> [What is needed]:
Copy every one of the lines below word for word, leaving out the pictures.
***** Data for the task *****
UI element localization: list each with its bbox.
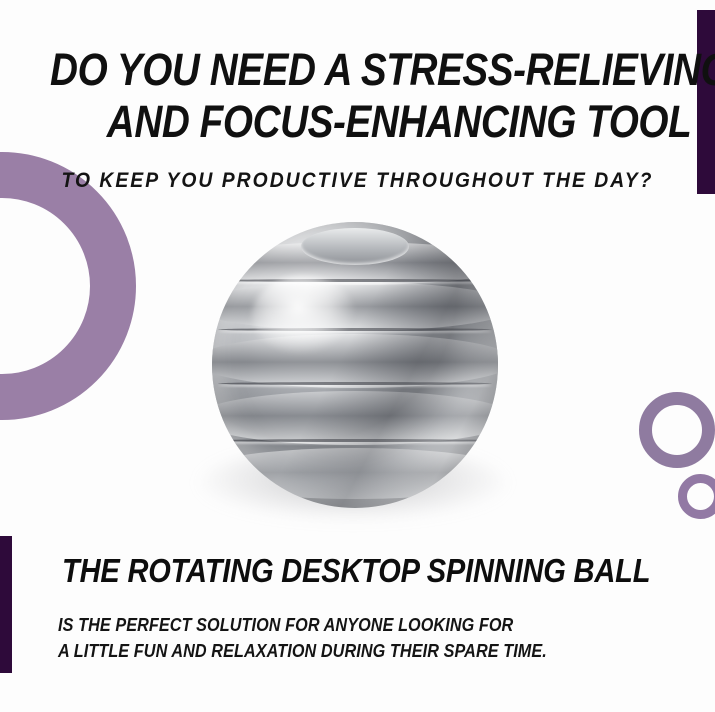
spinning-ball-icon	[212, 222, 498, 508]
ball-rim-shading	[212, 222, 498, 508]
product-description-line-1: IS THE PERFECT SOLUTION FOR ANYONE LOOKI…	[58, 612, 547, 638]
product-image	[188, 210, 518, 530]
purple-ring-right-small-icon	[678, 474, 715, 519]
headline-line-1: DO YOU NEED A STRESS-RELIEVING	[50, 44, 665, 96]
product-description: IS THE PERFECT SOLUTION FOR ANYONE LOOKI…	[58, 612, 547, 664]
product-description-line-2: A LITTLE FUN AND RELAXATION DURING THEIR…	[58, 638, 547, 664]
dark-purple-bar-left	[0, 536, 12, 673]
dark-purple-bar-right	[697, 10, 715, 194]
headline: DO YOU NEED A STRESS-RELIEVING AND FOCUS…	[0, 44, 715, 148]
product-title: THE ROTATING DESKTOP SPINNING BALL	[62, 552, 650, 590]
purple-ring-right-icon	[639, 392, 715, 468]
promo-poster: DO YOU NEED A STRESS-RELIEVING AND FOCUS…	[0, 0, 715, 712]
headline-line-2: AND FOCUS-ENHANCING TOOL	[50, 96, 665, 148]
subheadline: TO KEEP YOU PRODUCTIVE THROUGHOUT THE DA…	[29, 168, 687, 194]
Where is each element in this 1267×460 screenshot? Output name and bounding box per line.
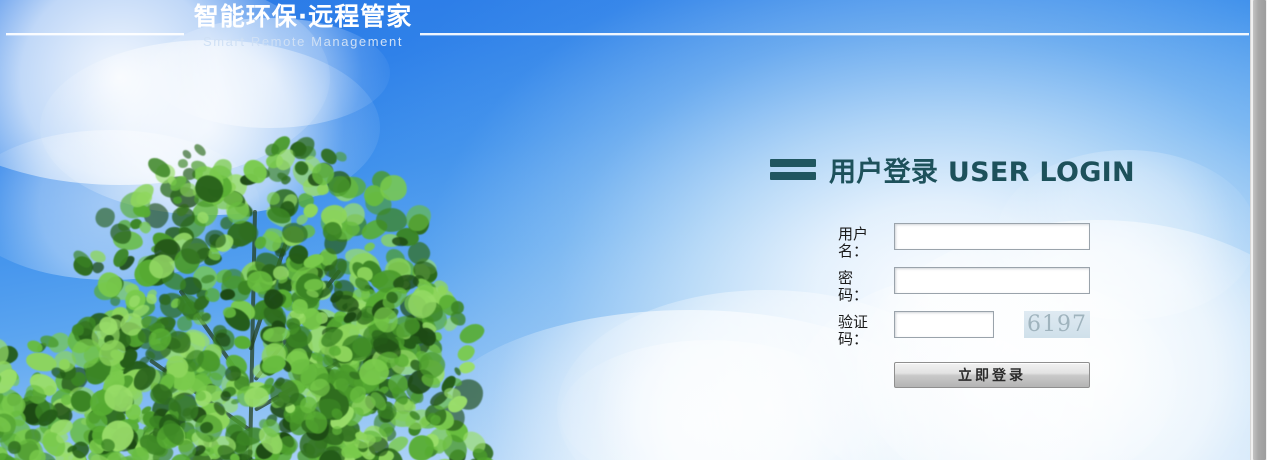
- brand: 智能环保·远程管家 Smart Remote Management: [186, 4, 420, 48]
- captcha-image[interactable]: 6197: [1024, 311, 1090, 338]
- login-title: 用户登录 USER LOGIN: [829, 150, 1135, 189]
- login-page: 智能环保·远程管家 Smart Remote Management 用户登录 U…: [0, 0, 1267, 460]
- submit-row: 立即登录: [838, 362, 1160, 388]
- username-input[interactable]: [894, 223, 1090, 250]
- password-label: 密 码：: [838, 267, 894, 304]
- login-button[interactable]: 立即登录: [894, 362, 1090, 388]
- username-row: 用户名：: [838, 223, 1160, 260]
- scrollbar-thumb[interactable]: [1253, 0, 1266, 460]
- login-header: 用户登录 USER LOGIN: [770, 150, 1160, 189]
- username-label: 用户名：: [838, 223, 894, 260]
- captcha-label: 验证码：: [838, 311, 894, 348]
- login-panel: 用户登录 USER LOGIN 用户名： 密 码： 验证码： 6197 立即登录: [770, 150, 1160, 395]
- brand-subtitle-en: Smart Remote Management: [186, 35, 420, 48]
- brand-title-cn: 智能环保·远程管家: [186, 4, 420, 29]
- password-row: 密 码：: [838, 267, 1160, 304]
- submit-spacer: [838, 362, 894, 365]
- vertical-scrollbar[interactable]: [1250, 0, 1267, 460]
- double-bar-icon: [770, 159, 816, 180]
- captcha-row: 验证码： 6197: [838, 311, 1160, 348]
- header-rule-right: [420, 33, 1249, 35]
- password-input[interactable]: [894, 267, 1090, 294]
- captcha-input[interactable]: [894, 311, 994, 338]
- header-rule-left: [6, 33, 184, 35]
- login-form: 用户名： 密 码： 验证码： 6197 立即登录: [770, 223, 1160, 388]
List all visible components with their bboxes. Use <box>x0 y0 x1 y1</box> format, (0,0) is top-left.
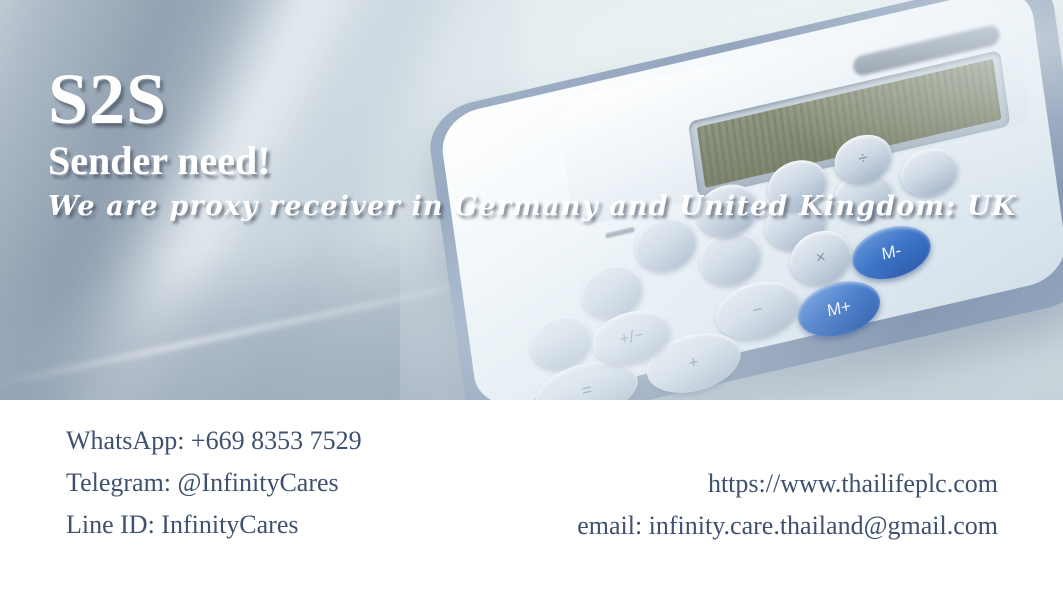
*****
> [Answer]:
UI element localization: list each with its bbox.
spinning-ball-icon	[212, 222, 498, 508]
ball-rim-shading	[212, 222, 498, 508]
product-description-line-1: IS THE PERFECT SOLUTION FOR ANYONE LOOKI…	[58, 612, 547, 638]
product-image	[188, 210, 518, 530]
purple-ring-right-small-icon	[678, 474, 715, 519]
headline-line-1: DO YOU NEED A STRESS-RELIEVING	[50, 44, 665, 96]
product-description: IS THE PERFECT SOLUTION FOR ANYONE LOOKI…	[58, 612, 547, 664]
product-description-line-2: A LITTLE FUN AND RELAXATION DURING THEIR…	[58, 638, 547, 664]
dark-purple-bar-left	[0, 536, 12, 673]
dark-purple-bar-right	[697, 10, 715, 194]
headline: DO YOU NEED A STRESS-RELIEVING AND FOCUS…	[0, 44, 715, 148]
product-title: THE ROTATING DESKTOP SPINNING BALL	[62, 552, 650, 590]
purple-ring-right-icon	[639, 392, 715, 468]
promo-poster: DO YOU NEED A STRESS-RELIEVING AND FOCUS…	[0, 0, 715, 712]
headline-line-2: AND FOCUS-ENHANCING TOOL	[50, 96, 665, 148]
subheadline: TO KEEP YOU PRODUCTIVE THROUGHOUT THE DA…	[29, 168, 687, 194]
Where is each element in this 1267×460 screenshot? Output name and bounding box per line.
- brand: 智能环保·远程管家 Smart Remote Management: [186, 4, 420, 48]
- captcha-image[interactable]: 6197: [1024, 311, 1090, 338]
- login-title: 用户登录 USER LOGIN: [829, 150, 1135, 189]
- login-page: 智能环保·远程管家 Smart Remote Management 用户登录 U…: [0, 0, 1267, 460]
- submit-row: 立即登录: [838, 362, 1160, 388]
- username-input[interactable]: [894, 223, 1090, 250]
- password-label: 密 码：: [838, 267, 894, 304]
- login-button[interactable]: 立即登录: [894, 362, 1090, 388]
- username-row: 用户名：: [838, 223, 1160, 260]
- scrollbar-thumb[interactable]: [1253, 0, 1266, 460]
- login-header: 用户登录 USER LOGIN: [770, 150, 1160, 189]
- username-label: 用户名：: [838, 223, 894, 260]
- captcha-label: 验证码：: [838, 311, 894, 348]
- login-panel: 用户登录 USER LOGIN 用户名： 密 码： 验证码： 6197 立即登录: [770, 150, 1160, 395]
- brand-subtitle-en: Smart Remote Management: [186, 35, 420, 48]
- brand-title-cn: 智能环保·远程管家: [186, 4, 420, 29]
- password-row: 密 码：: [838, 267, 1160, 304]
- submit-spacer: [838, 362, 894, 365]
- vertical-scrollbar[interactable]: [1250, 0, 1267, 460]
- double-bar-icon: [770, 159, 816, 180]
- captcha-row: 验证码： 6197: [838, 311, 1160, 348]
- header-rule-right: [420, 33, 1249, 35]
- password-input[interactable]: [894, 267, 1090, 294]
- captcha-input[interactable]: [894, 311, 994, 338]
- header-rule-left: [6, 33, 184, 35]
- login-form: 用户名： 密 码： 验证码： 6197 立即登录: [770, 223, 1160, 388]
List all visible components with their bboxes. Use <box>x0 y0 x1 y1</box> format, (0,0) is top-left.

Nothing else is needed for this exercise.